**Required work**
Please identify each line in the records below that contains the word "resize" and copy those lines out in full.

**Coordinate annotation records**
--- Start ---

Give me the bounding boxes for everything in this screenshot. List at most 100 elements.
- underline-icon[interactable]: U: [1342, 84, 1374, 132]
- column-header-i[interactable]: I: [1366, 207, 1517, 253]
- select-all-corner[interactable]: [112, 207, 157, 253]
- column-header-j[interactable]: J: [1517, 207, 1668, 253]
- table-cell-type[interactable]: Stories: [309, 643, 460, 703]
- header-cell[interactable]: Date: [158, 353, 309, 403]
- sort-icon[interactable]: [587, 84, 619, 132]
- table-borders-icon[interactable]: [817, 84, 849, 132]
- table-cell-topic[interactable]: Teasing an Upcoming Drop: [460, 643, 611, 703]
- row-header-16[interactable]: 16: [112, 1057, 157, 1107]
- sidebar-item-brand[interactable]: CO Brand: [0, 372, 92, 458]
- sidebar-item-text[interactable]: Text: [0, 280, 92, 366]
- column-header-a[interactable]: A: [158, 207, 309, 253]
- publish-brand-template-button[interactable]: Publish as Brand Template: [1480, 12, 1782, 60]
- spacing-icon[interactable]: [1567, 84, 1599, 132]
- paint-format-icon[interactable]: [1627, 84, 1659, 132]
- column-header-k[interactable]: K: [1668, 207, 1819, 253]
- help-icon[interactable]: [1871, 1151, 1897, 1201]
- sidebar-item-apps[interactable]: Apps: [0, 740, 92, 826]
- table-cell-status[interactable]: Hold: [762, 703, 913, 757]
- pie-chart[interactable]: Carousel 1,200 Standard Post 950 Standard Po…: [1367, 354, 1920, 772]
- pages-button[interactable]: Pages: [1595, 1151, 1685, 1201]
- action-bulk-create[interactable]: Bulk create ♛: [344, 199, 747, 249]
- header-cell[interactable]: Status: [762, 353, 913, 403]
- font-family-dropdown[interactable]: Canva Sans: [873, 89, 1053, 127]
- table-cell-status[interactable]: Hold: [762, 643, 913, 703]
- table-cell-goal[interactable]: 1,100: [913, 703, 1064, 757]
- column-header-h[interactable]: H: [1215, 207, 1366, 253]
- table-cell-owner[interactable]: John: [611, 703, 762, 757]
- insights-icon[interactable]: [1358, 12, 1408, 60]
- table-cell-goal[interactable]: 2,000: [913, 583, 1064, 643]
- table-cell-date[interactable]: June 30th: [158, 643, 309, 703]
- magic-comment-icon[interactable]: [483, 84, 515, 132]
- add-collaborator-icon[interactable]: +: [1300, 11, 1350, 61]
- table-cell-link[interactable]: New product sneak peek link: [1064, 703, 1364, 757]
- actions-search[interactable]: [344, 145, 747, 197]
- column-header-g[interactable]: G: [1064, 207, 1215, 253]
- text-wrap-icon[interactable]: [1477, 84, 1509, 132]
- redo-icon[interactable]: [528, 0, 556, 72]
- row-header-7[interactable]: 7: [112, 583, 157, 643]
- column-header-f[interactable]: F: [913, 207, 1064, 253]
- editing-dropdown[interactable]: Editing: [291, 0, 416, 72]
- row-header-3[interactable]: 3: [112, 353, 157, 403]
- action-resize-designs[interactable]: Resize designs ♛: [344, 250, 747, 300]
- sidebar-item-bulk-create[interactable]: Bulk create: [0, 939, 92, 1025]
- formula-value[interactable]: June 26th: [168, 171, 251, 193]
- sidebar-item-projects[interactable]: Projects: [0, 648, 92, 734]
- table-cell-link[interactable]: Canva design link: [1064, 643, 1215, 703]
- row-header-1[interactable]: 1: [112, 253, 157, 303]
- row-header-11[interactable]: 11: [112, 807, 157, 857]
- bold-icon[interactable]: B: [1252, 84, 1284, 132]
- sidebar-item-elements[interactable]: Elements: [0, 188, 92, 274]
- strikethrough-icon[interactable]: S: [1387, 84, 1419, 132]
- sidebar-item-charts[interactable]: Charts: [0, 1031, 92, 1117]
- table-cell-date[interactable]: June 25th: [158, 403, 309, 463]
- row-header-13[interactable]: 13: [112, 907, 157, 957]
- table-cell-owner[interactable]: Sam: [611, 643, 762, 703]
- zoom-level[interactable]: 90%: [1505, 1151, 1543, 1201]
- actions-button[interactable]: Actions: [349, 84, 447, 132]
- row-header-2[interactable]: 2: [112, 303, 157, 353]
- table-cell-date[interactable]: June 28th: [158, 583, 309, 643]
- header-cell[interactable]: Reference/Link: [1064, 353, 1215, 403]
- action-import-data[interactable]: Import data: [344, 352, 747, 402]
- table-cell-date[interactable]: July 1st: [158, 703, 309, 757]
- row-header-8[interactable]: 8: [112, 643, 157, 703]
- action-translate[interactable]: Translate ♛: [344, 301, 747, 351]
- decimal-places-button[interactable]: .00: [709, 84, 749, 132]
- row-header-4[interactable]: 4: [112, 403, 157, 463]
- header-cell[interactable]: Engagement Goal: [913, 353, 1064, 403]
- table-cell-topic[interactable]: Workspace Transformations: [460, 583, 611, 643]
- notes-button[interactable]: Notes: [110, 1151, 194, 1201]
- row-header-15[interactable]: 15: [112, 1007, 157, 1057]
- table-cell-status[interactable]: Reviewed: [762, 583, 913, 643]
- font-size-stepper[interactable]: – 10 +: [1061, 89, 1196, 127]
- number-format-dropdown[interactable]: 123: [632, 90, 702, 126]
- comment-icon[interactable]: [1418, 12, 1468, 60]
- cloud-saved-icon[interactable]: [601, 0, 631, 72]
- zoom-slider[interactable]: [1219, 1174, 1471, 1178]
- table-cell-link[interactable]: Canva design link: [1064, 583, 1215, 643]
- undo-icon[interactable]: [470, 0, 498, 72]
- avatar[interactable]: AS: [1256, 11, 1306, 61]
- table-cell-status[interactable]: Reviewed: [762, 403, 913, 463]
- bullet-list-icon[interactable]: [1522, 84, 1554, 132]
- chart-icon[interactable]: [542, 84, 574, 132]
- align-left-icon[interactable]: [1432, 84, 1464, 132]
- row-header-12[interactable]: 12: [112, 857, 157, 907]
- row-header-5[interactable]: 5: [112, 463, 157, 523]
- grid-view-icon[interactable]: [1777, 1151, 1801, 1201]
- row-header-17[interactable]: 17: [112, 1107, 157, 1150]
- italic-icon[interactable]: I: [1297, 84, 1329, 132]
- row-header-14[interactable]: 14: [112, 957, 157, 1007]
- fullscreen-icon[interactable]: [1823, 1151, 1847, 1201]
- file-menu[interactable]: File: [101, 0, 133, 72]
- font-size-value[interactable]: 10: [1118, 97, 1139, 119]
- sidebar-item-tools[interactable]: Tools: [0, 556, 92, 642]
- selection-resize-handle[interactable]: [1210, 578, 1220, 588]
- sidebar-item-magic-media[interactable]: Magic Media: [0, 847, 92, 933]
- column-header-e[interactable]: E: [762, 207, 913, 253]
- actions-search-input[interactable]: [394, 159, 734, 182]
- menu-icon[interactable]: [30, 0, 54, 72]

--- End ---

**Full answer**
- action-resize-designs[interactable]: Resize designs ♛: [344, 250, 747, 300]
- selection-resize-handle[interactable]: [1210, 578, 1220, 588]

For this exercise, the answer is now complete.